#### Exercise objective
Set down the whole listing verbatim.

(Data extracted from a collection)
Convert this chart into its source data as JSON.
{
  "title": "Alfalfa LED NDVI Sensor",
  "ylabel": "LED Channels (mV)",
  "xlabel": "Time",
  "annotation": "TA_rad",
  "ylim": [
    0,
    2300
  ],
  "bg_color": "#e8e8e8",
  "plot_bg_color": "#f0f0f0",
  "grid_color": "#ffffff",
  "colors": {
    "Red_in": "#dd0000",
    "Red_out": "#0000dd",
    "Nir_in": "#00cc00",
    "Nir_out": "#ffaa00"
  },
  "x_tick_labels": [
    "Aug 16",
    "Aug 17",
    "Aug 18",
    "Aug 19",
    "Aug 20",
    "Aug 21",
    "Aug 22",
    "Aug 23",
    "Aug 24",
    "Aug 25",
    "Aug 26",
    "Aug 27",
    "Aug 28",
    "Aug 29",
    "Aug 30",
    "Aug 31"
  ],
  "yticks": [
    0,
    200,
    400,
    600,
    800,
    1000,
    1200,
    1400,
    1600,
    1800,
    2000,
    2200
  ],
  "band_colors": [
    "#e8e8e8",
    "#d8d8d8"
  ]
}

#### Response to the exercise
Convert this chart into its source data as JSON.
{
  "title": "Alfalfa LED NDVI Sensor",
  "ylabel": "LED Channels (mV)",
  "xlabel": "Time",
  "annotation": "TA_rad",
  "ylim": [
    0,
    2300
  ],
  "bg_color": "#e8e8e8",
  "plot_bg_color": "#f0f0f0",
  "grid_color": "#ffffff",
  "colors": {
    "Red_in": "#dd0000",
    "Red_out": "#0000dd",
    "Nir_in": "#00cc00",
    "Nir_out": "#ffaa00"
  },
  "x_tick_labels": [
    "Aug 16",
    "Aug 17",
    "Aug 18",
    "Aug 19",
    "Aug 20",
    "Aug 21",
    "Aug 22",
    "Aug 23",
    "Aug 24",
    "Aug 25",
    "Aug 26",
    "Aug 27",
    "Aug 28",
    "Aug 29",
    "Aug 30",
    "Aug 31"
  ],
  "yticks": [
    0,
    200,
    400,
    600,
    800,
    1000,
    1200,
    1400,
    1600,
    1800,
    2000,
    2200
  ],
  "band_colors": [
    "#e8e8e8",
    "#d8d8d8"
  ]
}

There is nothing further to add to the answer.